> _Written instruction_
Skip every image and restate the data word for word.
* Start Exercise material *
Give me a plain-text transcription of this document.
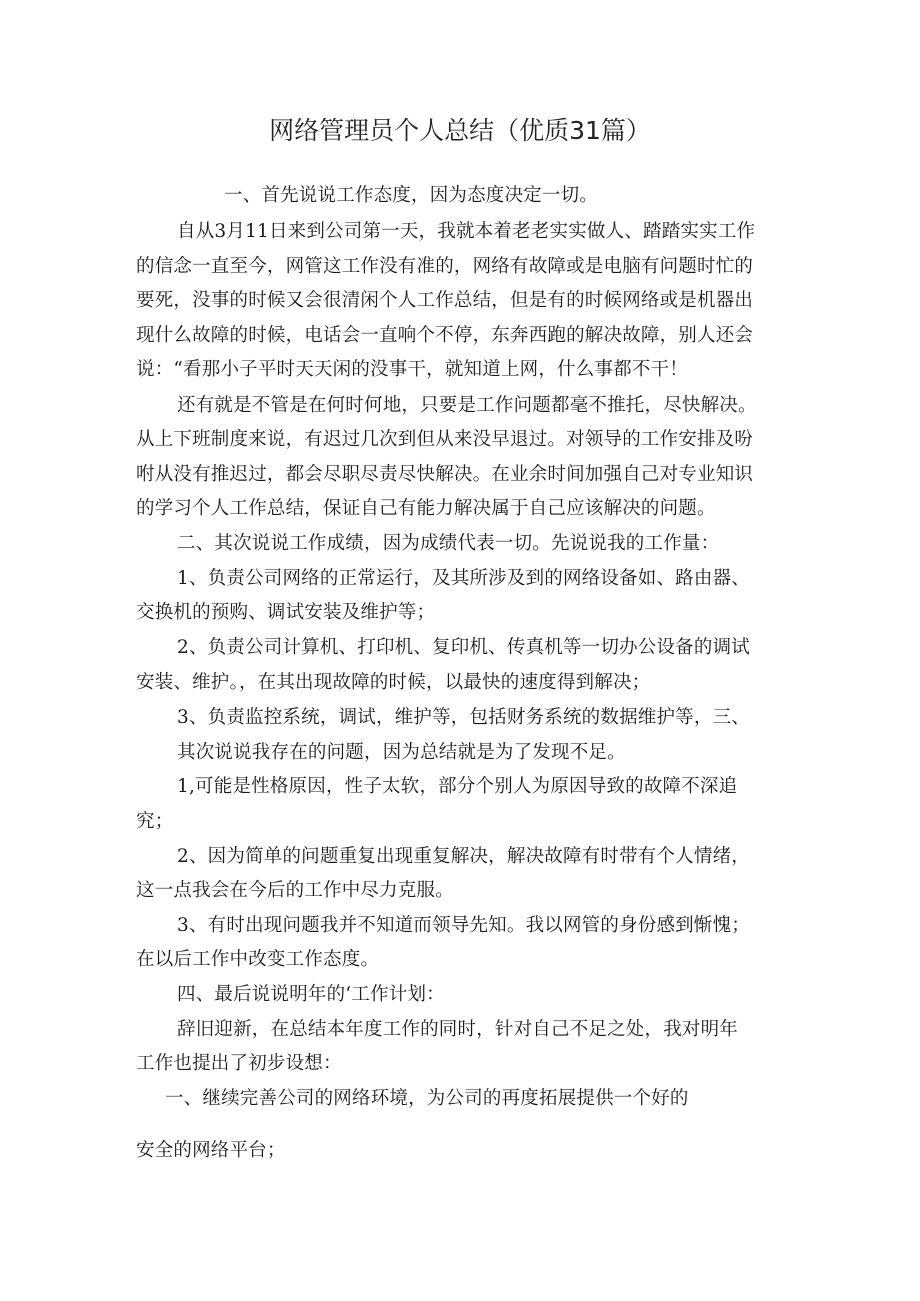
网络管理员个人总结（优质31篇）
一、首先说说工作态度，因为态度决定一切。
自从3月11日来到公司第一天，我就本着老老实实做人、踏踏实实工作
的信念一直至今，网管这工作没有准的，网络有故障或是电脑有问题时忙的
要死，没事的时候又会很清闲个人工作总结，但是有的时候网络或是机器出
现什么故障的时候，电话会一直响个不停，东奔西跑的解决故障，别人还会
说：“看那小子平时天天闲的没事干，就知道上网，什么事都不干！
还有就是不管是在何时何地，只要是工作问题都毫不推托，尽快解决。
从上下班制度来说，有迟过几次到但从来没早退过。对领导的工作安排及吩
咐从没有推迟过，都会尽职尽责尽快解决。在业余时间加强自己对专业知识
的学习个人工作总结，保证自己有能力解决属于自己应该解决的问题。
二、其次说说工作成绩，因为成绩代表一切。先说说我的工作量：
1、负责公司网络的正常运行，及其所涉及到的网络设备如、路由器、
交换机的预购、调试安装及维护等；
2、负责公司计算机、打印机、复印机、传真机等一切办公设备的调试
安装、维护。，在其出现故障的时候，以最快的速度得到解决；
3、负责监控系统，调试，维护等，包括财务系统的数据维护等，三、
其次说说我存在的问题，因为总结就是为了发现不足。
1,可能是性格原因，性子太软，部分个别人为原因导致的故障不深追
究；
2、因为简单的问题重复出现重复解决，解决故障有时带有个人情绪，
这一点我会在今后的工作中尽力克服。
3、有时出现问题我并不知道而领导先知。我以网管的身份感到惭愧；
在以后工作中改变工作态度。
四、最后说说明年的‘工作计划：
辞旧迎新，在总结本年度工作的同时，针对自己不足之处，我对明年
工作也提出了初步设想：
一、继续完善公司的网络环境，为公司的再度拓展提供一个好的
安全的网络平台；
* End Exercise material *
> _Answer to the task_
Give me a plain-text transcription of this document.
网络管理员个人总结（优质31篇）
一、首先说说工作态度，因为态度决定一切。
自从3月11日来到公司第一天，我就本着老老实实做人、踏踏实实工作
的信念一直至今，网管这工作没有准的，网络有故障或是电脑有问题时忙的
要死，没事的时候又会很清闲个人工作总结，但是有的时候网络或是机器出
现什么故障的时候，电话会一直响个不停，东奔西跑的解决故障，别人还会
说：“看那小子平时天天闲的没事干，就知道上网，什么事都不干！
还有就是不管是在何时何地，只要是工作问题都毫不推托，尽快解决。
从上下班制度来说，有迟过几次到但从来没早退过。对领导的工作安排及吩
咐从没有推迟过，都会尽职尽责尽快解决。在业余时间加强自己对专业知识
的学习个人工作总结，保证自己有能力解决属于自己应该解决的问题。
二、其次说说工作成绩，因为成绩代表一切。先说说我的工作量：
1、负责公司网络的正常运行，及其所涉及到的网络设备如、路由器、
交换机的预购、调试安装及维护等；
2、负责公司计算机、打印机、复印机、传真机等一切办公设备的调试
安装、维护。，在其出现故障的时候，以最快的速度得到解决；
3、负责监控系统，调试，维护等，包括财务系统的数据维护等，三、
其次说说我存在的问题，因为总结就是为了发现不足。
1,可能是性格原因，性子太软，部分个别人为原因导致的故障不深追
究；
2、因为简单的问题重复出现重复解决，解决故障有时带有个人情绪，
这一点我会在今后的工作中尽力克服。
3、有时出现问题我并不知道而领导先知。我以网管的身份感到惭愧；
在以后工作中改变工作态度。
四、最后说说明年的‘工作计划：
辞旧迎新，在总结本年度工作的同时，针对自己不足之处，我对明年
工作也提出了初步设想：
一、继续完善公司的网络环境，为公司的再度拓展提供一个好的
安全的网络平台；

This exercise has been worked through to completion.